STATED TASK: Look through the records below, and copy out every line that holds the string "бюретки".

Items from a data source:
*-*-*

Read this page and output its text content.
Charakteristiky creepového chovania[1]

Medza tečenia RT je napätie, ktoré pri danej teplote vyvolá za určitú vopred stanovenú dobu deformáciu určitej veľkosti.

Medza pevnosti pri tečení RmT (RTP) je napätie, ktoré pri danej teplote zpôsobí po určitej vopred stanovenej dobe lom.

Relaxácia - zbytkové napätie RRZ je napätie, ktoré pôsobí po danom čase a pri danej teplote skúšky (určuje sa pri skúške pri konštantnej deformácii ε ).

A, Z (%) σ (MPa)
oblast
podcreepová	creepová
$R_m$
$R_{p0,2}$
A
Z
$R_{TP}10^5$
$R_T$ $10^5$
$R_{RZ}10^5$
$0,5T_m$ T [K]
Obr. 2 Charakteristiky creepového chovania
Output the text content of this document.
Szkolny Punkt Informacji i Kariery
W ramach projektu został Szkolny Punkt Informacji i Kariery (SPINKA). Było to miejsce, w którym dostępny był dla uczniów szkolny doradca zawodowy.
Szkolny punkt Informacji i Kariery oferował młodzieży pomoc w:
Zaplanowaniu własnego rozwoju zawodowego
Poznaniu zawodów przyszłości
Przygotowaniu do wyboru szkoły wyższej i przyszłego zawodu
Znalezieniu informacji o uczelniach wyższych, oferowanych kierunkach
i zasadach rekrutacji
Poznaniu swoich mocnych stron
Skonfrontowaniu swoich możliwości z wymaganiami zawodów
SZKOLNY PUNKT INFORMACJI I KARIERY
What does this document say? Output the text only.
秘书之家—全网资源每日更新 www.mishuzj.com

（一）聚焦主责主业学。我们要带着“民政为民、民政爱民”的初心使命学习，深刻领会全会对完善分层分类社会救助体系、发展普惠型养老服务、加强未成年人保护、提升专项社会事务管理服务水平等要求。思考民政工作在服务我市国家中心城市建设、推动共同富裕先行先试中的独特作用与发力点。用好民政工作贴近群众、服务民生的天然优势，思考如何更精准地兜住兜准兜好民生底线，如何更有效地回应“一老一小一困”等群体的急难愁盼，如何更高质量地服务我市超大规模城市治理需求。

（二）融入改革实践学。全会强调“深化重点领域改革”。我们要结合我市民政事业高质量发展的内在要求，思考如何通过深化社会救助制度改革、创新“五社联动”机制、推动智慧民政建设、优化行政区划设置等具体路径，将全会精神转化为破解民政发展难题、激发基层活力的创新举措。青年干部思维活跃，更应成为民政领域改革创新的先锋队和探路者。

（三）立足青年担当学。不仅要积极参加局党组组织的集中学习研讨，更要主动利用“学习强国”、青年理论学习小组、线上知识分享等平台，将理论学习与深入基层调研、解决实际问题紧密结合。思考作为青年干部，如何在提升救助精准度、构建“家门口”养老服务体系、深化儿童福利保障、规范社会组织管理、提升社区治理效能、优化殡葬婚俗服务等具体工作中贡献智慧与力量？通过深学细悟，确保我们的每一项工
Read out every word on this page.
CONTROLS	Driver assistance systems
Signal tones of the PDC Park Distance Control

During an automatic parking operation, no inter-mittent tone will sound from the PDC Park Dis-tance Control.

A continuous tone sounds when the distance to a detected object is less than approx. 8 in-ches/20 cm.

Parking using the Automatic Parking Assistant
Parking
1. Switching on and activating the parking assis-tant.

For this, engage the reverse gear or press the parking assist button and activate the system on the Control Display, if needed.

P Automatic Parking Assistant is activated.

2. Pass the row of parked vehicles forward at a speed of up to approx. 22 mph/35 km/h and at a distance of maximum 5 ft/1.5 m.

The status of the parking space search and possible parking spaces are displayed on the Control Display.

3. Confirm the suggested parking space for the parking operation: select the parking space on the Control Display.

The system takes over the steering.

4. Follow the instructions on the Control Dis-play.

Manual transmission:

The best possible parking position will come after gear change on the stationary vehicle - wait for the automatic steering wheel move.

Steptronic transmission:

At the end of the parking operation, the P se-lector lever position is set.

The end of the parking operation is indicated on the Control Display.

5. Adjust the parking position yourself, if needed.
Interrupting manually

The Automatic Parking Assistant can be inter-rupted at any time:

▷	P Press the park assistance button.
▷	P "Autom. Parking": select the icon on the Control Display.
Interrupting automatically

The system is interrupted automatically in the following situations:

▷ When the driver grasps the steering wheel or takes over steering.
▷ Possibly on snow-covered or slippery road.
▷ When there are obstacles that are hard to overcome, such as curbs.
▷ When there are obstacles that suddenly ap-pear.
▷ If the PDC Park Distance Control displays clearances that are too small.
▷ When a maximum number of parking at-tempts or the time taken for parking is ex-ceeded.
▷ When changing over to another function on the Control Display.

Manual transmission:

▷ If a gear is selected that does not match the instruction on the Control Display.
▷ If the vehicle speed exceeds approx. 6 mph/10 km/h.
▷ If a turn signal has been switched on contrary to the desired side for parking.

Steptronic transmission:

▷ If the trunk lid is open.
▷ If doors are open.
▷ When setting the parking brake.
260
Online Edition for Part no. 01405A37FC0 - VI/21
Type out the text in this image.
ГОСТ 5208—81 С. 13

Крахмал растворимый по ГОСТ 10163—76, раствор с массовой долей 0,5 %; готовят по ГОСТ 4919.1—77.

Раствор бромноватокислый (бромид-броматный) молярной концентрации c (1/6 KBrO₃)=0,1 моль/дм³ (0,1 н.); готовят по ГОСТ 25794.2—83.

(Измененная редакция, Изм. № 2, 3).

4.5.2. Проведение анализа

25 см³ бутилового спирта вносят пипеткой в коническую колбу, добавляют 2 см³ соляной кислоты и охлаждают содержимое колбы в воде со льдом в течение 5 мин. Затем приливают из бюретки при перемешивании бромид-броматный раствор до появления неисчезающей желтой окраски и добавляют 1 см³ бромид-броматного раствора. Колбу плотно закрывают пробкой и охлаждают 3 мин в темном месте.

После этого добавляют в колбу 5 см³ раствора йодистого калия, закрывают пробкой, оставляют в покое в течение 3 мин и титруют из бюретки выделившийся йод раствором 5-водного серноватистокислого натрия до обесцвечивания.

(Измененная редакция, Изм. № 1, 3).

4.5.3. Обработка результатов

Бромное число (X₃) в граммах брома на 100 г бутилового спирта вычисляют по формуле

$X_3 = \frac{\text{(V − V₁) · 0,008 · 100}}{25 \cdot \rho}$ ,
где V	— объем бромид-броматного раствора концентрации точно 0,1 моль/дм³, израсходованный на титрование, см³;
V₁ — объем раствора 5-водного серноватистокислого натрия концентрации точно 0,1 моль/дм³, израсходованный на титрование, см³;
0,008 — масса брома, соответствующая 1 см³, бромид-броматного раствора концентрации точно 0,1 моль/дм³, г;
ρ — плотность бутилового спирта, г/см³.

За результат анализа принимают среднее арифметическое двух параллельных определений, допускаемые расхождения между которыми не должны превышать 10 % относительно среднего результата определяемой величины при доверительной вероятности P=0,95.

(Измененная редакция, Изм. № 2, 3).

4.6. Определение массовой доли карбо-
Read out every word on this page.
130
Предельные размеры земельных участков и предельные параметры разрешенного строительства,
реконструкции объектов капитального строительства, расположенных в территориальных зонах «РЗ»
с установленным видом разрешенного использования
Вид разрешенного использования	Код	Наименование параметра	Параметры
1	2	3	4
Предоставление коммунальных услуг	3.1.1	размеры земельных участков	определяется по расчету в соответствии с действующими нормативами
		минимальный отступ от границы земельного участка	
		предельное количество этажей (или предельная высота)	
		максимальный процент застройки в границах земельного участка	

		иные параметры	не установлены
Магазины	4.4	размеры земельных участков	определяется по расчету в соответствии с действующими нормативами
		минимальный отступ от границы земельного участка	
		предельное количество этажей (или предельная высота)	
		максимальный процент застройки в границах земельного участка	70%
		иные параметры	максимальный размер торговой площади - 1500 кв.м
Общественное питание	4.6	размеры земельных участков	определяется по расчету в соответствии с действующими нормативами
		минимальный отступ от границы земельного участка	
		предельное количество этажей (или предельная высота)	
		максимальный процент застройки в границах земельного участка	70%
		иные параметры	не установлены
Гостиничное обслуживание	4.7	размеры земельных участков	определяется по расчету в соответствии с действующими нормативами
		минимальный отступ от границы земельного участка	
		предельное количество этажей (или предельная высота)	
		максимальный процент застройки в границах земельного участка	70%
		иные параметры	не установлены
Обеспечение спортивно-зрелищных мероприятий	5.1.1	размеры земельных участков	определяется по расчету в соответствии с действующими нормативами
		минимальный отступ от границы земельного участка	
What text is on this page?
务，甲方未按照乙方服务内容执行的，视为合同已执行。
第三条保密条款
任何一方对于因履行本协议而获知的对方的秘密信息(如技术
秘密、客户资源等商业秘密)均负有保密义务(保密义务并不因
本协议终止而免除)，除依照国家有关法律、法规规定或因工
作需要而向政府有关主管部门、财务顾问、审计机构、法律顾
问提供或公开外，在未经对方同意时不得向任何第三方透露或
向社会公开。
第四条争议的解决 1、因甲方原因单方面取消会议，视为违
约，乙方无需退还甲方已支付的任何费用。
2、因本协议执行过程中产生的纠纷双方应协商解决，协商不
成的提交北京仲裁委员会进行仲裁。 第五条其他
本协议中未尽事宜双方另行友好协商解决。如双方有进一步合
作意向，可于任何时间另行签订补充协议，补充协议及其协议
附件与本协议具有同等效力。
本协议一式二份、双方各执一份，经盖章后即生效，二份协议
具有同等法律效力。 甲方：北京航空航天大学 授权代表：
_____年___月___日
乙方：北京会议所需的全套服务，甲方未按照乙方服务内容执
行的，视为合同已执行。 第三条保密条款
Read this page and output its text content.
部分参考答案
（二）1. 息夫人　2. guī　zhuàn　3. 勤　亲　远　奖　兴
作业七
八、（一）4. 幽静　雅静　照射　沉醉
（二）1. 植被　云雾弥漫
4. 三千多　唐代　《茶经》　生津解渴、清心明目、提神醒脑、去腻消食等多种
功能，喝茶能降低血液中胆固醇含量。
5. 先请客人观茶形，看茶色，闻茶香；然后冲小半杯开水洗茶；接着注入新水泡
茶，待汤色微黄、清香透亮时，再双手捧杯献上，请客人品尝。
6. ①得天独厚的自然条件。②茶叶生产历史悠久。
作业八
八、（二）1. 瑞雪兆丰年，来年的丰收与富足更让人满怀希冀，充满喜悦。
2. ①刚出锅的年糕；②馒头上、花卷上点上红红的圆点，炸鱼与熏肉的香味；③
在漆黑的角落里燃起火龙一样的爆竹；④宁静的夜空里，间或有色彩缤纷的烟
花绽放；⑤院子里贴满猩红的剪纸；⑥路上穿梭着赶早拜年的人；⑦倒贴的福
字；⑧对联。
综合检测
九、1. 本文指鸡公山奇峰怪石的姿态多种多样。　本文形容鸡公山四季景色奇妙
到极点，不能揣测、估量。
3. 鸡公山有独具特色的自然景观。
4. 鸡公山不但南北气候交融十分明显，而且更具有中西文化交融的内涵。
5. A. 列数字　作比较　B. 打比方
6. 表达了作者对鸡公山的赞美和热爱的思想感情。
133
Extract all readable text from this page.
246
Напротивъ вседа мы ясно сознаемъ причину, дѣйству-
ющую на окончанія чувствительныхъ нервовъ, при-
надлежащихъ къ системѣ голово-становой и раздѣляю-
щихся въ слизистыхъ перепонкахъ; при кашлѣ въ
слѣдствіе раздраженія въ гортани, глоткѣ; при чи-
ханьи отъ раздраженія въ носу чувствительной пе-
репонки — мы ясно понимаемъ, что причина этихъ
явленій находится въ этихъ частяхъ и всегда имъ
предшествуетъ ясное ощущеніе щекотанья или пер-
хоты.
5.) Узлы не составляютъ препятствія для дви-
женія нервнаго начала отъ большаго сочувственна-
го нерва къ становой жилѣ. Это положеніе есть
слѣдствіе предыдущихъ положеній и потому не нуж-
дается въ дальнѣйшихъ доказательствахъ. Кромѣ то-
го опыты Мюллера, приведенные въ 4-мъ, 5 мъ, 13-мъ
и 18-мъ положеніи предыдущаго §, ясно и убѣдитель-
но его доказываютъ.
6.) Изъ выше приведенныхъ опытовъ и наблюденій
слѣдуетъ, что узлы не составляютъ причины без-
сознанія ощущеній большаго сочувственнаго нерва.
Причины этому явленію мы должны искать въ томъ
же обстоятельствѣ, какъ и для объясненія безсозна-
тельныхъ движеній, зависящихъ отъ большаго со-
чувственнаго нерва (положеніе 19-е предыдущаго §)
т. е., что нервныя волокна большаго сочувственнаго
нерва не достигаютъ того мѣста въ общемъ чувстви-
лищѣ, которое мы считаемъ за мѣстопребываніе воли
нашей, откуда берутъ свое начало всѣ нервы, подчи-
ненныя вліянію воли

*-*-*

CORRECT RESULT:
25 см³ бутилового спирта вносят пипеткой в коническую колбу, добавляют 2 см³ соляной кислоты и охлаждают содержимое колбы в воде со льдом в течение 5 мин. Затем приливают из бюретки при перемешивании бромид-броматный раствор до появления неисчезающей желтой окраски и добавляют 1 см³ бромид-броматного раствора. Колбу плотно закрывают пробкой и охлаждают 3 мин в темном месте.
После этого добавляют в колбу 5 см³ раствора йодистого калия, закрывают пробкой, оставляют в покое в течение 3 мин и титруют из бюретки выделившийся йод раствором 5-водного серноватистокислого натрия до обесцвечивания.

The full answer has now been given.